Excerpts from a figure dataset
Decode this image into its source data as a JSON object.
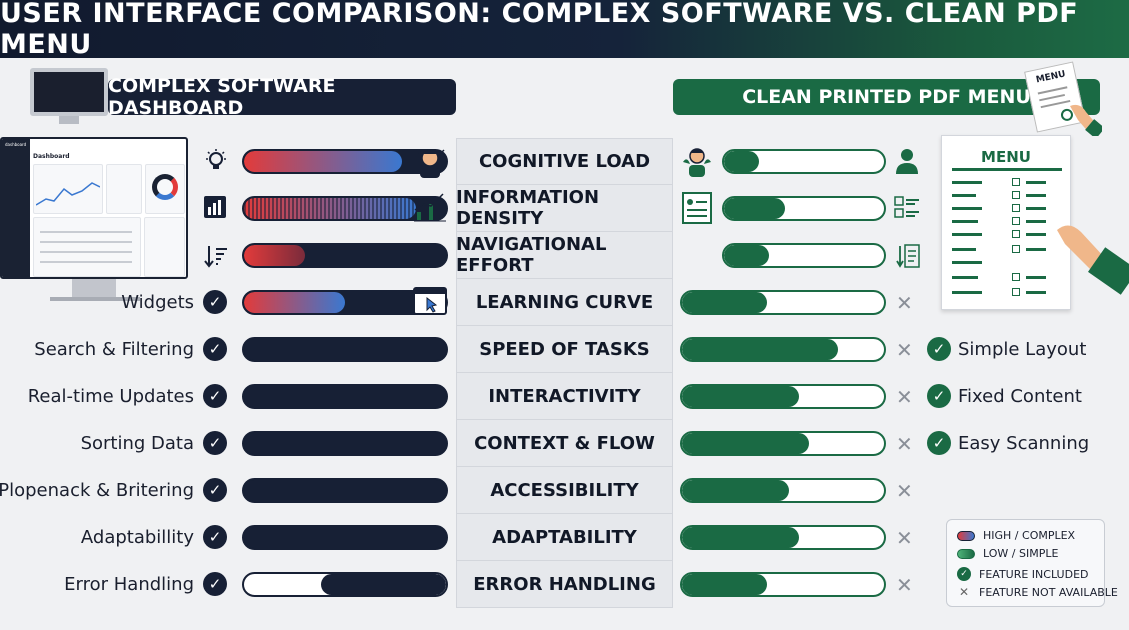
{
  "title": "USER INTERFACE COMPARISON: COMPLEX SOFTWARE VS. CLEAN PDF MENU",
  "left_header": "COMPLEX SOFTWARE DASHBOARD",
  "right_header": "CLEAN PRINTED PDF MENU",
  "dashboard_mock": {
    "title": "Dashboard",
    "brand": "dashboard"
  },
  "menu_doc": {
    "title": "MENU",
    "clip_title": "MENU"
  },
  "rows": [
    {
      "label": "COGNITIVE LOAD",
      "left_feature": "",
      "right_feature": "",
      "left_level": 0.78,
      "right_level": 0.22,
      "left_style": "gradient",
      "right_mark": "none"
    },
    {
      "label": "INFORMATION DENSITY",
      "left_feature": "",
      "right_feature": "",
      "left_level": 0.85,
      "right_level": 0.38,
      "left_style": "striped",
      "right_mark": "none"
    },
    {
      "label": "NAVIGATIONAL EFFORT",
      "left_feature": "",
      "right_feature": "",
      "left_level": 0.3,
      "right_level": 0.28,
      "left_style": "gradient-short",
      "right_mark": "none"
    },
    {
      "label": "LEARNING CURVE",
      "left_feature": "Widgets",
      "right_feature": "",
      "left_level": 0.5,
      "right_level": 0.42,
      "left_style": "gradient",
      "right_mark": "x"
    },
    {
      "label": "SPEED OF TASKS",
      "left_feature": "Search & Filtering",
      "right_feature": "Simple Layout",
      "left_level": 1.0,
      "right_level": 0.77,
      "left_style": "solid",
      "right_mark": "x"
    },
    {
      "label": "INTERACTIVITY",
      "left_feature": "Real-time Updates",
      "right_feature": "Fixed Content",
      "left_level": 1.0,
      "right_level": 0.58,
      "left_style": "solid",
      "right_mark": "x"
    },
    {
      "label": "CONTEXT & FLOW",
      "left_feature": "Sorting Data",
      "right_feature": "Easy Scanning",
      "left_level": 1.0,
      "right_level": 0.63,
      "left_style": "solid",
      "right_mark": "x"
    },
    {
      "label": "ACCESSIBILITY",
      "left_feature": "Plopenack & Britering",
      "right_feature": "",
      "left_level": 1.0,
      "right_level": 0.53,
      "left_style": "solid",
      "right_mark": "x"
    },
    {
      "label": "ADAPTABILITY",
      "left_feature": "Adaptabillity",
      "right_feature": "",
      "left_level": 1.0,
      "right_level": 0.58,
      "left_style": "solid",
      "right_mark": "x"
    },
    {
      "label": "ERROR HANDLING",
      "left_feature": "Error Handling",
      "right_feature": "",
      "left_level": 0.62,
      "right_level": 0.42,
      "left_style": "partial",
      "right_mark": "x"
    }
  ],
  "legend": {
    "high": "HIGH / COMPLEX",
    "low": "LOW / SIMPLE",
    "included": "FEATURE INCLUDED",
    "not_available": "FEATURE NOT AVAILABLE"
  },
  "colors": {
    "navy": "#172035",
    "green": "#1a6a44",
    "red": "#e23b3b",
    "blue": "#3a78d0"
  }
}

__REQUIREMENTS__: Transcribe the records above verbatim. Do not carry over any picture.

__EXERCISE RESPONSE__:
Decode this image into its source data as a JSON object.
{
  "title": "USER INTERFACE COMPARISON: COMPLEX SOFTWARE VS. CLEAN PDF MENU",
  "left_header": "COMPLEX SOFTWARE DASHBOARD",
  "right_header": "CLEAN PRINTED PDF MENU",
  "dashboard_mock": {
    "title": "Dashboard",
    "brand": "dashboard"
  },
  "menu_doc": {
    "title": "MENU",
    "clip_title": "MENU"
  },
  "rows": [
    {
      "label": "COGNITIVE LOAD",
      "left_feature": "",
      "right_feature": "",
      "left_level": 0.78,
      "right_level": 0.22,
      "left_style": "gradient",
      "right_mark": "none"
    },
    {
      "label": "INFORMATION DENSITY",
      "left_feature": "",
      "right_feature": "",
      "left_level": 0.85,
      "right_level": 0.38,
      "left_style": "striped",
      "right_mark": "none"
    },
    {
      "label": "NAVIGATIONAL EFFORT",
      "left_feature": "",
      "right_feature": "",
      "left_level": 0.3,
      "right_level": 0.28,
      "left_style": "gradient-short",
      "right_mark": "none"
    },
    {
      "label": "LEARNING CURVE",
      "left_feature": "Widgets",
      "right_feature": "",
      "left_level": 0.5,
      "right_level": 0.42,
      "left_style": "gradient",
      "right_mark": "x"
    },
    {
      "label": "SPEED OF TASKS",
      "left_feature": "Search & Filtering",
      "right_feature": "Simple Layout",
      "left_level": 1.0,
      "right_level": 0.77,
      "left_style": "solid",
      "right_mark": "x"
    },
    {
      "label": "INTERACTIVITY",
      "left_feature": "Real-time Updates",
      "right_feature": "Fixed Content",
      "left_level": 1.0,
      "right_level": 0.58,
      "left_style": "solid",
      "right_mark": "x"
    },
    {
      "label": "CONTEXT & FLOW",
      "left_feature": "Sorting Data",
      "right_feature": "Easy Scanning",
      "left_level": 1.0,
      "right_level": 0.63,
      "left_style": "solid",
      "right_mark": "x"
    },
    {
      "label": "ACCESSIBILITY",
      "left_feature": "Plopenack & Britering",
      "right_feature": "",
      "left_level": 1.0,
      "right_level": 0.53,
      "left_style": "solid",
      "right_mark": "x"
    },
    {
      "label": "ADAPTABILITY",
      "left_feature": "Adaptabillity",
      "right_feature": "",
      "left_level": 1.0,
      "right_level": 0.58,
      "left_style": "solid",
      "right_mark": "x"
    },
    {
      "label": "ERROR HANDLING",
      "left_feature": "Error Handling",
      "right_feature": "",
      "left_level": 0.62,
      "right_level": 0.42,
      "left_style": "partial",
      "right_mark": "x"
    }
  ],
  "legend": {
    "high": "HIGH / COMPLEX",
    "low": "LOW / SIMPLE",
    "included": "FEATURE INCLUDED",
    "not_available": "FEATURE NOT AVAILABLE"
  },
  "colors": {
    "navy": "#172035",
    "green": "#1a6a44",
    "red": "#e23b3b",
    "blue": "#3a78d0"
  }
}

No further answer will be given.